_Aim_
The records should be written out in full, with nothing altered.

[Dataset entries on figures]
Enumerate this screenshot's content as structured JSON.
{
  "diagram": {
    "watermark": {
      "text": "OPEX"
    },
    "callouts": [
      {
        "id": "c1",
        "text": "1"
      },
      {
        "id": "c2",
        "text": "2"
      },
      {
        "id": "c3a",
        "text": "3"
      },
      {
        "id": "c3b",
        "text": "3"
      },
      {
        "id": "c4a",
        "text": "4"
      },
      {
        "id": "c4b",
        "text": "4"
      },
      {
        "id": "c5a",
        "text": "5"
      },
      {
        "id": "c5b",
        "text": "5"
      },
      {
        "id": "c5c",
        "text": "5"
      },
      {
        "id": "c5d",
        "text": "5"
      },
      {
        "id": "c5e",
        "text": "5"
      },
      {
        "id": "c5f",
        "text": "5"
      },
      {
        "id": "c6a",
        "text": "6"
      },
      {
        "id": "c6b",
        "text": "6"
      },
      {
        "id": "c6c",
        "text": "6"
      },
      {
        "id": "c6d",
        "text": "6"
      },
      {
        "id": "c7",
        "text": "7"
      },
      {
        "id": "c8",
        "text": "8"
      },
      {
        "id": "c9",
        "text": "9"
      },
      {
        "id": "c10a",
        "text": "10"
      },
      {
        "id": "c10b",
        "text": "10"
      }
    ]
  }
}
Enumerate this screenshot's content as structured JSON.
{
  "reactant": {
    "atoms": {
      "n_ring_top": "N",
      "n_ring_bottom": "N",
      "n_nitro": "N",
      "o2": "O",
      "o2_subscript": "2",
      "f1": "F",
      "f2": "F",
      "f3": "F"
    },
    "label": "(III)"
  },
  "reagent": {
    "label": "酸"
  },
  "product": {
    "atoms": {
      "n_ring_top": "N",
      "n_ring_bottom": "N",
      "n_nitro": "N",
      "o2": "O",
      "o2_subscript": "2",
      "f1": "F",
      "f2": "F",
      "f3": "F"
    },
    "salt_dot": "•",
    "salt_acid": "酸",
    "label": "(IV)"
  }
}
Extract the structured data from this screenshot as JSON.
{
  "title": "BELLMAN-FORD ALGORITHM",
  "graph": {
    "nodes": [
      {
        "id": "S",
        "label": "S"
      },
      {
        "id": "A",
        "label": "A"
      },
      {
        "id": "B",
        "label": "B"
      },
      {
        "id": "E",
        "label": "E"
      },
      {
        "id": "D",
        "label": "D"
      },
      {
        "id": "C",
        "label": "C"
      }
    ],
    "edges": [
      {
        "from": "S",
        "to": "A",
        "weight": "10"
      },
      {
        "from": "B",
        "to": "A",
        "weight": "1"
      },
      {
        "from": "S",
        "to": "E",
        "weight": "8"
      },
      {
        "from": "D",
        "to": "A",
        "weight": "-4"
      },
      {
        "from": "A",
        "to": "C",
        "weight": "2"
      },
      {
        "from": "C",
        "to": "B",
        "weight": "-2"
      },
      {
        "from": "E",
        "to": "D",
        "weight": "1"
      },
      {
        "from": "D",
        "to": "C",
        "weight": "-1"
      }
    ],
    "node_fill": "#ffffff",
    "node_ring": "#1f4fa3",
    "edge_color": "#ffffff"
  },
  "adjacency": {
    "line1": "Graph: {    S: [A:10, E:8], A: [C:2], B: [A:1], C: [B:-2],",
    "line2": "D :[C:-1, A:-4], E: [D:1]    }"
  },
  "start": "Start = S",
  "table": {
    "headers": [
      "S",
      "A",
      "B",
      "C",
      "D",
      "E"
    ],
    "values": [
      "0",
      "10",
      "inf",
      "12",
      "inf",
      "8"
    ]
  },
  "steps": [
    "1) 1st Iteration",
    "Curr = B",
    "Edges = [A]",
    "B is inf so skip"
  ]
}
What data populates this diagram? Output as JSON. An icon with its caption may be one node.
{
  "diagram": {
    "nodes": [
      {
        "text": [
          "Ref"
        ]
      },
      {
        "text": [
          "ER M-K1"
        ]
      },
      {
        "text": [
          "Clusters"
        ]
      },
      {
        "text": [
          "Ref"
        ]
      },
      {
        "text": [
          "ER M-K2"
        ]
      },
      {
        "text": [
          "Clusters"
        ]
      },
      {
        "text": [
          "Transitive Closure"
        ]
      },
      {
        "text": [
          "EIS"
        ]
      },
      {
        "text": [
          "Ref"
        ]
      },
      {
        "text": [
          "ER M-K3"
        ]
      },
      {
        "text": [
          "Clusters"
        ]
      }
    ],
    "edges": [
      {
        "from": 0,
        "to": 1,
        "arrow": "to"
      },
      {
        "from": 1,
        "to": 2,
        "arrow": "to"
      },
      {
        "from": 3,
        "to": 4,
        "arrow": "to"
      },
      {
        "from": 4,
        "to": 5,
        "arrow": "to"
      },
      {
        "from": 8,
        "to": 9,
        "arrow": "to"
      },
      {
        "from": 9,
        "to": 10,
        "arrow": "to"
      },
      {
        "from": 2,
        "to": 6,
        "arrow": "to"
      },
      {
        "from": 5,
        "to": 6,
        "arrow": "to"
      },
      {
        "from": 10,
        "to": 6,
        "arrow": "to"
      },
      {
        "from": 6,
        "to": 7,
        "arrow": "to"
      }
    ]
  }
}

_Exercise result_
Enumerate this screenshot's content as structured JSON.
{
  "diagram": {
    "watermark": {
      "text": "OPEX"
    },
    "callouts": [
      {
        "id": "c1",
        "text": "1"
      },
      {
        "id": "c2",
        "text": "2"
      },
      {
        "id": "c3a",
        "text": "3"
      },
      {
        "id": "c3b",
        "text": "3"
      },
      {
        "id": "c4a",
        "text": "4"
      },
      {
        "id": "c4b",
        "text": "4"
      },
      {
        "id": "c5a",
        "text": "5"
      },
      {
        "id": "c5b",
        "text": "5"
      },
      {
        "id": "c5c",
        "text": "5"
      },
      {
        "id": "c5d",
        "text": "5"
      },
      {
        "id": "c5e",
        "text": "5"
      },
      {
        "id": "c5f",
        "text": "5"
      },
      {
        "id": "c6a",
        "text": "6"
      },
      {
        "id": "c6b",
        "text": "6"
      },
      {
        "id": "c6c",
        "text": "6"
      },
      {
        "id": "c6d",
        "text": "6"
      },
      {
        "id": "c7",
        "text": "7"
      },
      {
        "id": "c8",
        "text": "8"
      },
      {
        "id": "c9",
        "text": "9"
      },
      {
        "id": "c10a",
        "text": "10"
      },
      {
        "id": "c10b",
        "text": "10"
      }
    ]
  }
}
Enumerate this screenshot's content as structured JSON.
{
  "reactant": {
    "atoms": {
      "n_ring_top": "N",
      "n_ring_bottom": "N",
      "n_nitro": "N",
      "o2": "O",
      "o2_subscript": "2",
      "f1": "F",
      "f2": "F",
      "f3": "F"
    },
    "label": "(III)"
  },
  "reagent": {
    "label": "酸"
  },
  "product": {
    "atoms": {
      "n_ring_top": "N",
      "n_ring_bottom": "N",
      "n_nitro": "N",
      "o2": "O",
      "o2_subscript": "2",
      "f1": "F",
      "f2": "F",
      "f3": "F"
    },
    "salt_dot": "•",
    "salt_acid": "酸",
    "label": "(IV)"
  }
}
Extract the structured data from this screenshot as JSON.
{
  "title": "BELLMAN-FORD ALGORITHM",
  "graph": {
    "nodes": [
      {
        "id": "S",
        "label": "S"
      },
      {
        "id": "A",
        "label": "A"
      },
      {
        "id": "B",
        "label": "B"
      },
      {
        "id": "E",
        "label": "E"
      },
      {
        "id": "D",
        "label": "D"
      },
      {
        "id": "C",
        "label": "C"
      }
    ],
    "edges": [
      {
        "from": "S",
        "to": "A",
        "weight": "10"
      },
      {
        "from": "B",
        "to": "A",
        "weight": "1"
      },
      {
        "from": "S",
        "to": "E",
        "weight": "8"
      },
      {
        "from": "D",
        "to": "A",
        "weight": "-4"
      },
      {
        "from": "A",
        "to": "C",
        "weight": "2"
      },
      {
        "from": "C",
        "to": "B",
        "weight": "-2"
      },
      {
        "from": "E",
        "to": "D",
        "weight": "1"
      },
      {
        "from": "D",
        "to": "C",
        "weight": "-1"
      }
    ],
    "node_fill": "#ffffff",
    "node_ring": "#1f4fa3",
    "edge_color": "#ffffff"
  },
  "adjacency": {
    "line1": "Graph: {    S: [A:10, E:8], A: [C:2], B: [A:1], C: [B:-2],",
    "line2": "D :[C:-1, A:-4], E: [D:1]    }"
  },
  "start": "Start = S",
  "table": {
    "headers": [
      "S",
      "A",
      "B",
      "C",
      "D",
      "E"
    ],
    "values": [
      "0",
      "10",
      "inf",
      "12",
      "inf",
      "8"
    ]
  },
  "steps": [
    "1) 1st Iteration",
    "Curr = B",
    "Edges = [A]",
    "B is inf so skip"
  ]
}
What data populates this diagram? Output as JSON. An icon with its caption may be one node.
{
  "diagram": {
    "nodes": [
      {
        "text": [
          "Ref"
        ]
      },
      {
        "text": [
          "ER M-K1"
        ]
      },
      {
        "text": [
          "Clusters"
        ]
      },
      {
        "text": [
          "Ref"
        ]
      },
      {
        "text": [
          "ER M-K2"
        ]
      },
      {
        "text": [
          "Clusters"
        ]
      },
      {
        "text": [
          "Transitive Closure"
        ]
      },
      {
        "text": [
          "EIS"
        ]
      },
      {
        "text": [
          "Ref"
        ]
      },
      {
        "text": [
          "ER M-K3"
        ]
      },
      {
        "text": [
          "Clusters"
        ]
      }
    ],
    "edges": [
      {
        "from": 0,
        "to": 1,
        "arrow": "to"
      },
      {
        "from": 1,
        "to": 2,
        "arrow": "to"
      },
      {
        "from": 3,
        "to": 4,
        "arrow": "to"
      },
      {
        "from": 4,
        "to": 5,
        "arrow": "to"
      },
      {
        "from": 8,
        "to": 9,
        "arrow": "to"
      },
      {
        "from": 9,
        "to": 10,
        "arrow": "to"
      },
      {
        "from": 2,
        "to": 6,
        "arrow": "to"
      },
      {
        "from": 5,
        "to": 6,
        "arrow": "to"
      },
      {
        "from": 10,
        "to": 6,
        "arrow": "to"
      },
      {
        "from": 6,
        "to": 7,
        "arrow": "to"
      }
    ]
  }
}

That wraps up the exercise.